───── Stored records ─────
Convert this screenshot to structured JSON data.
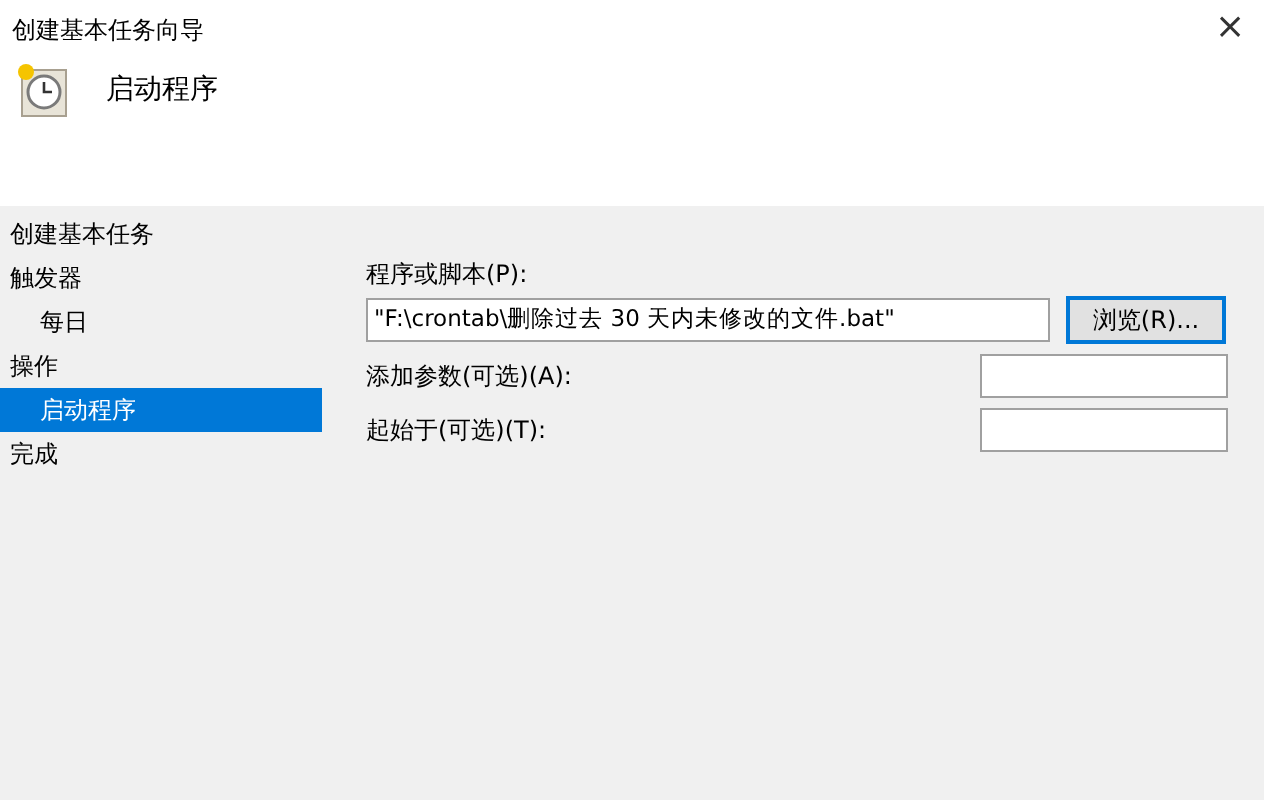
{
  "window": {
    "title": "创建基本任务向导",
    "close": "×"
  },
  "header": {
    "title": "启动程序"
  },
  "steps": [
    {
      "label": "创建基本任务",
      "selected": false
    },
    {
      "label": "触发器",
      "selected": false,
      "children": [
        {
          "label": "每日",
          "selected": false
        }
      ]
    },
    {
      "label": "操作",
      "selected": false,
      "children": [
        {
          "label": "启动程序",
          "selected": true
        }
      ]
    },
    {
      "label": "完成",
      "selected": false
    }
  ],
  "form": {
    "program_label": "程序或脚本(P):",
    "program_value": "\"F:\\crontab\\删除过去 30 天内未修改的文件.bat\"",
    "browse_button": "浏览(R)...",
    "fields": [
      {
        "label": "添加参数(可选)(A):"
      },
      {
        "label": "起始于(可选)(T):"
      }
    ]
  }
}
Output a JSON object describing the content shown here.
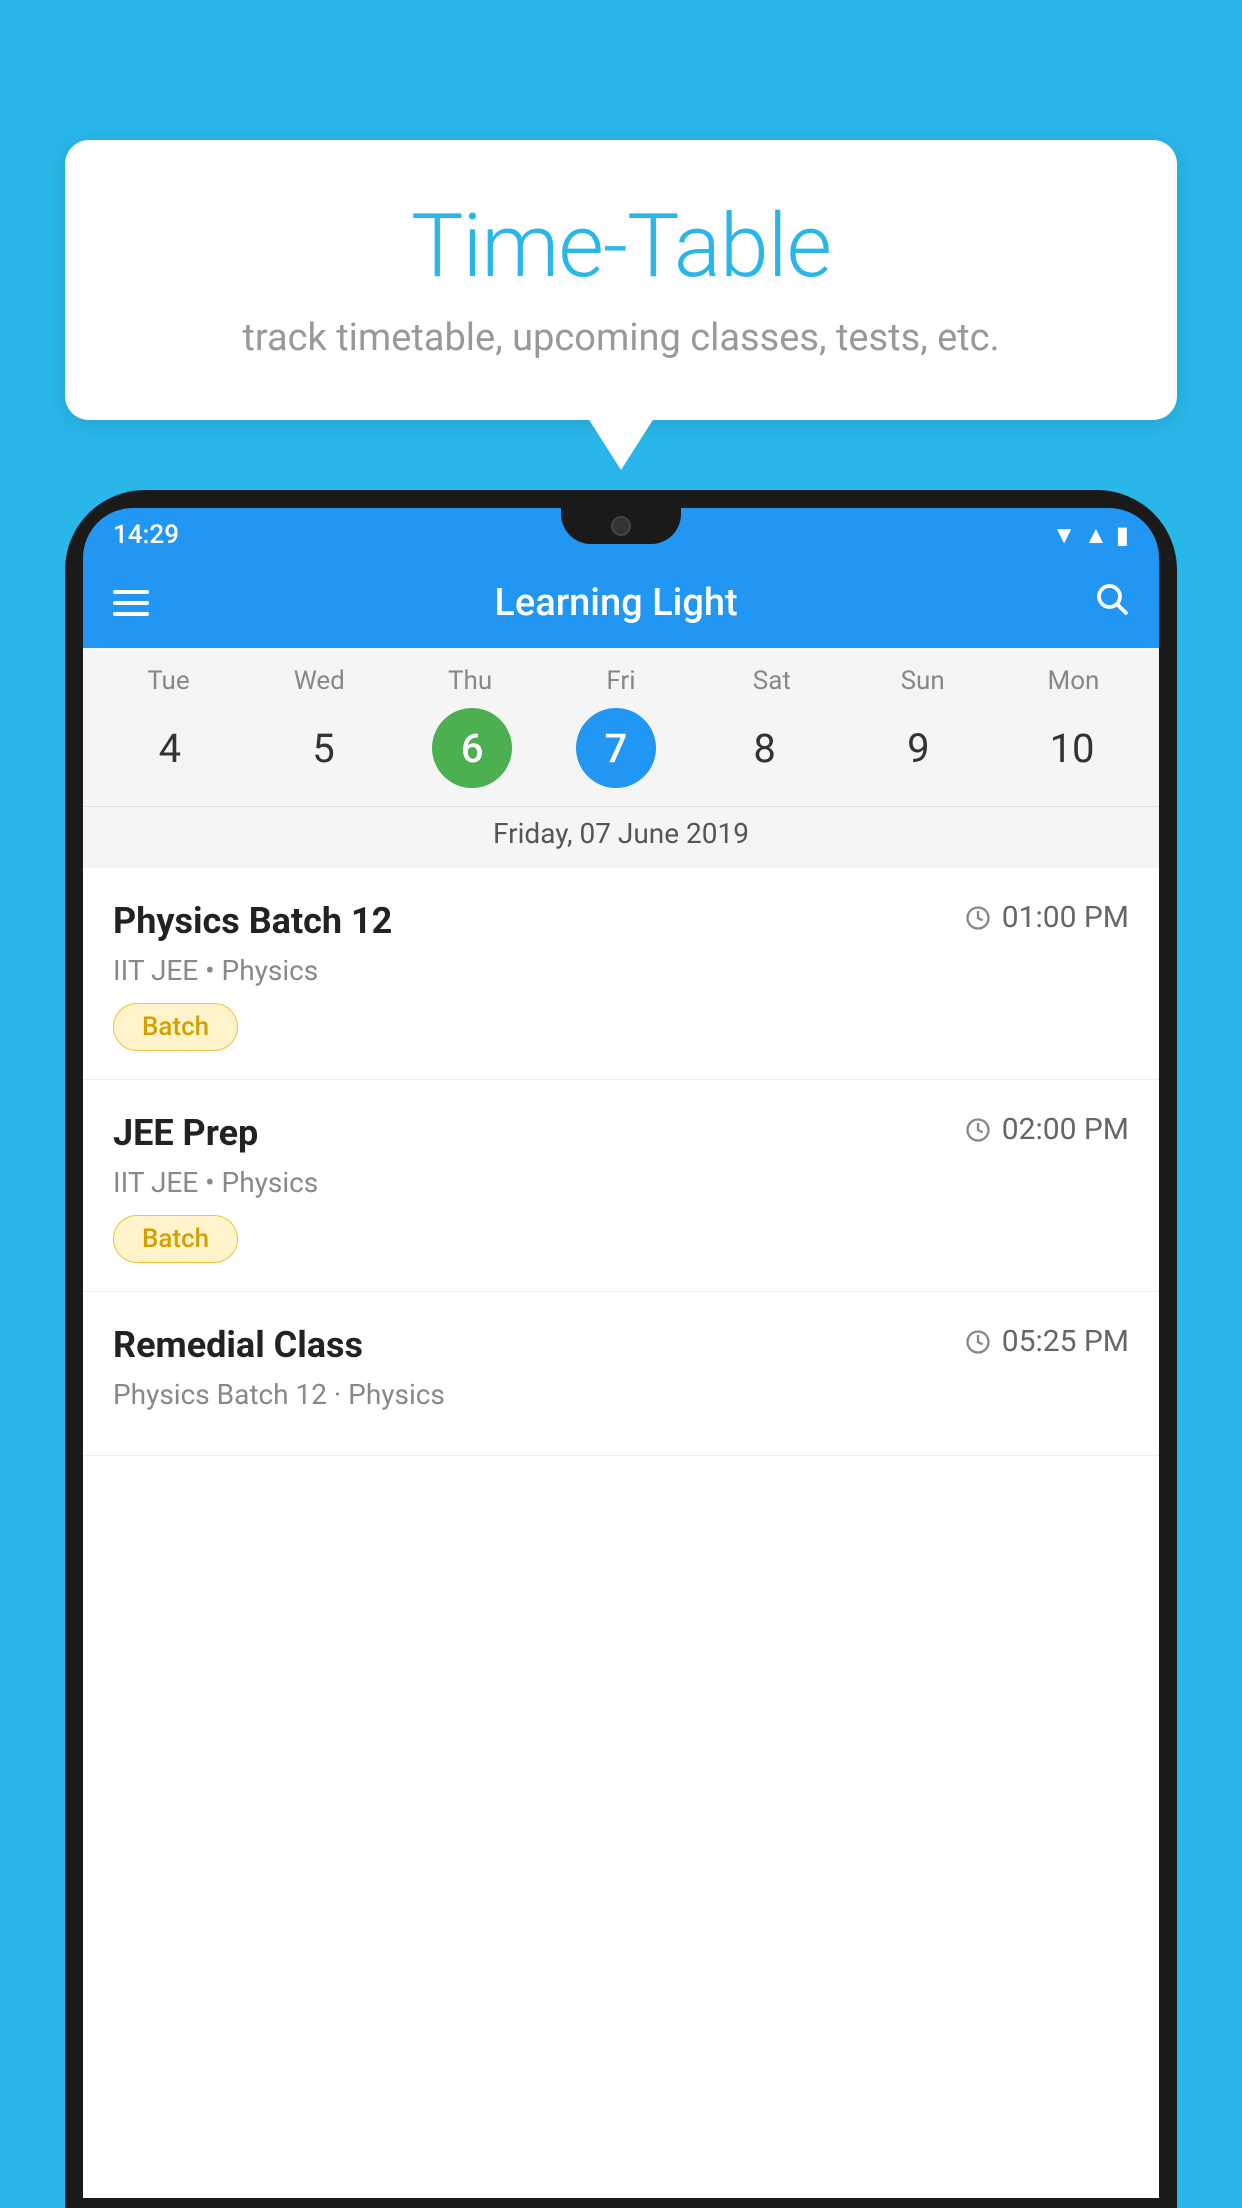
{
  "background_color": "#29B6E8",
  "bubble": {
    "title": "Time-Table",
    "subtitle": "track timetable, upcoming classes, tests, etc."
  },
  "phone": {
    "time": "14:29",
    "app_name": "Learning Light",
    "calendar": {
      "days": [
        {
          "label": "Tue",
          "number": "4"
        },
        {
          "label": "Wed",
          "number": "5"
        },
        {
          "label": "Thu",
          "number": "6",
          "state": "today"
        },
        {
          "label": "Fri",
          "number": "7",
          "state": "selected"
        },
        {
          "label": "Sat",
          "number": "8"
        },
        {
          "label": "Sun",
          "number": "9"
        },
        {
          "label": "Mon",
          "number": "10"
        }
      ],
      "selected_date_label": "Friday, 07 June 2019"
    },
    "classes": [
      {
        "name": "Physics Batch 12",
        "time": "01:00 PM",
        "meta": "IIT JEE • Physics",
        "badge": "Batch"
      },
      {
        "name": "JEE Prep",
        "time": "02:00 PM",
        "meta": "IIT JEE • Physics",
        "badge": "Batch"
      },
      {
        "name": "Remedial Class",
        "time": "05:25 PM",
        "meta": "Physics Batch 12 · Physics",
        "badge": null
      }
    ]
  },
  "icons": {
    "hamburger": "≡",
    "search": "🔍",
    "clock": "⏱"
  }
}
─────
Copy all of the entries verbatim, leaving out any pictures they contain.

**Reply**
Convert this screenshot to structured JSON data.
{
  "window": {
    "title": "创建基本任务向导",
    "close": "×"
  },
  "header": {
    "title": "启动程序"
  },
  "steps": [
    {
      "label": "创建基本任务",
      "selected": false
    },
    {
      "label": "触发器",
      "selected": false,
      "children": [
        {
          "label": "每日",
          "selected": false
        }
      ]
    },
    {
      "label": "操作",
      "selected": false,
      "children": [
        {
          "label": "启动程序",
          "selected": true
        }
      ]
    },
    {
      "label": "完成",
      "selected": false
    }
  ],
  "form": {
    "program_label": "程序或脚本(P):",
    "program_value": "\"F:\\crontab\\删除过去 30 天内未修改的文件.bat\"",
    "browse_button": "浏览(R)...",
    "fields": [
      {
        "label": "添加参数(可选)(A):"
      },
      {
        "label": "起始于(可选)(T):"
      }
    ]
  }
}
Output a JSON object describing the content shown here.
{
  "background_color": "#29B6E8",
  "bubble": {
    "title": "Time-Table",
    "subtitle": "track timetable, upcoming classes, tests, etc."
  },
  "phone": {
    "time": "14:29",
    "app_name": "Learning Light",
    "calendar": {
      "days": [
        {
          "label": "Tue",
          "number": "4"
        },
        {
          "label": "Wed",
          "number": "5"
        },
        {
          "label": "Thu",
          "number": "6",
          "state": "today"
        },
        {
          "label": "Fri",
          "number": "7",
          "state": "selected"
        },
        {
          "label": "Sat",
          "number": "8"
        },
        {
          "label": "Sun",
          "number": "9"
        },
        {
          "label": "Mon",
          "number": "10"
        }
      ],
      "selected_date_label": "Friday, 07 June 2019"
    },
    "classes": [
      {
        "name": "Physics Batch 12",
        "time": "01:00 PM",
        "meta": "IIT JEE • Physics",
        "badge": "Batch"
      },
      {
        "name": "JEE Prep",
        "time": "02:00 PM",
        "meta": "IIT JEE • Physics",
        "badge": "Batch"
      },
      {
        "name": "Remedial Class",
        "time": "05:25 PM",
        "meta": "Physics Batch 12 · Physics",
        "badge": null
      }
    ]
  },
  "icons": {
    "hamburger": "≡",
    "search": "🔍",
    "clock": "⏱"
  }
}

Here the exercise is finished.